**Challenge:** Each line below either holds the string "haematobium" or doesn't. Count those that do and give only the number.

<<<<

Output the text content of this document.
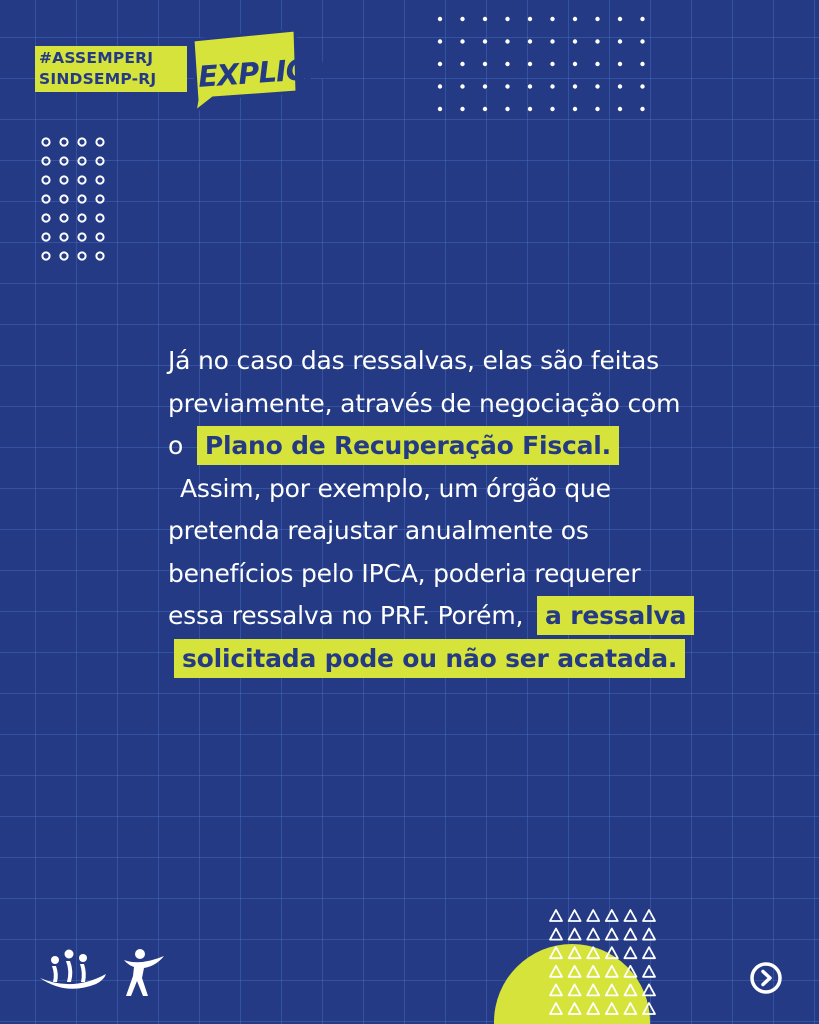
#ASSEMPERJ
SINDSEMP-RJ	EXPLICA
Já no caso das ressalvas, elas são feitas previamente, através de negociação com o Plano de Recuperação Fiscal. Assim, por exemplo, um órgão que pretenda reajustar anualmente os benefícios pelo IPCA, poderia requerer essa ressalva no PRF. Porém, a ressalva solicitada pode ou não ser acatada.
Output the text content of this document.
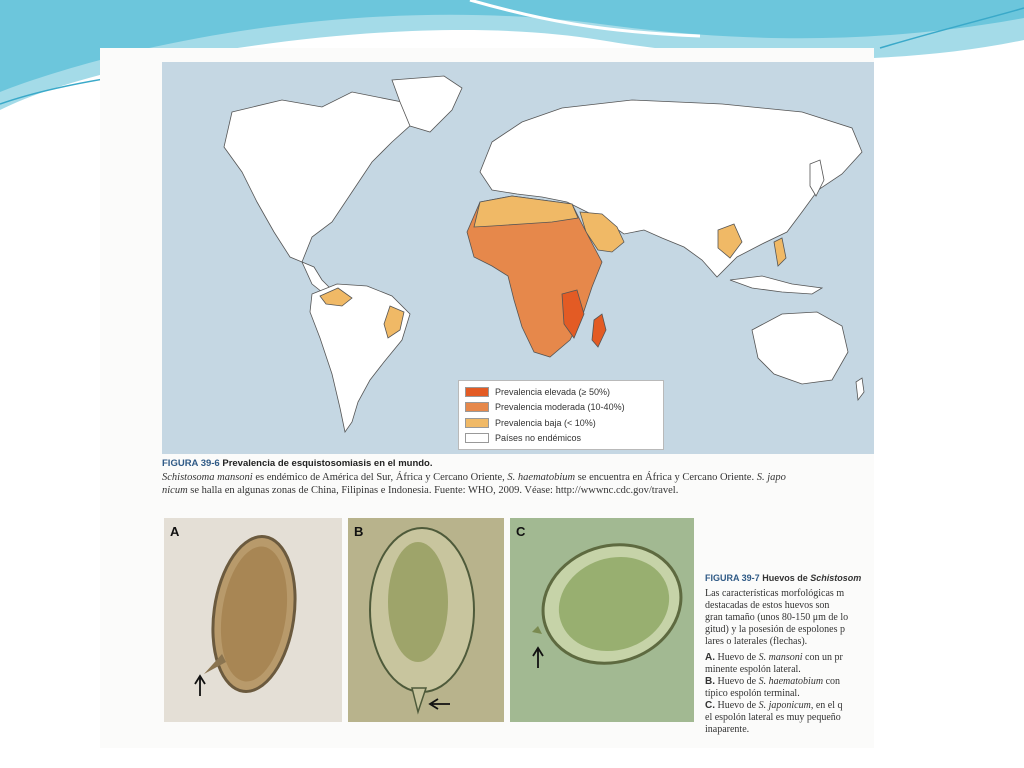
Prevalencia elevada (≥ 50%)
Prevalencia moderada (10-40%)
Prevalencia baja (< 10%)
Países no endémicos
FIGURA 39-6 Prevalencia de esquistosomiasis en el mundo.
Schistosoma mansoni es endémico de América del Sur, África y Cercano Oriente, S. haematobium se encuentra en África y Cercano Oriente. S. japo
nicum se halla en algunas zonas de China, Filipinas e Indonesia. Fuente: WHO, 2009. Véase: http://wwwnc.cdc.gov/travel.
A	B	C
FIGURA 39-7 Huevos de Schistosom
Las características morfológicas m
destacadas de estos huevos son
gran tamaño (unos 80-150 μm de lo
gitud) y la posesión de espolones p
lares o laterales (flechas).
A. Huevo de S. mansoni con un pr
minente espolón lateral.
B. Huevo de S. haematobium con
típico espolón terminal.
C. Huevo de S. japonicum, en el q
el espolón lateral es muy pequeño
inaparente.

>>>>

**Written solution:** 2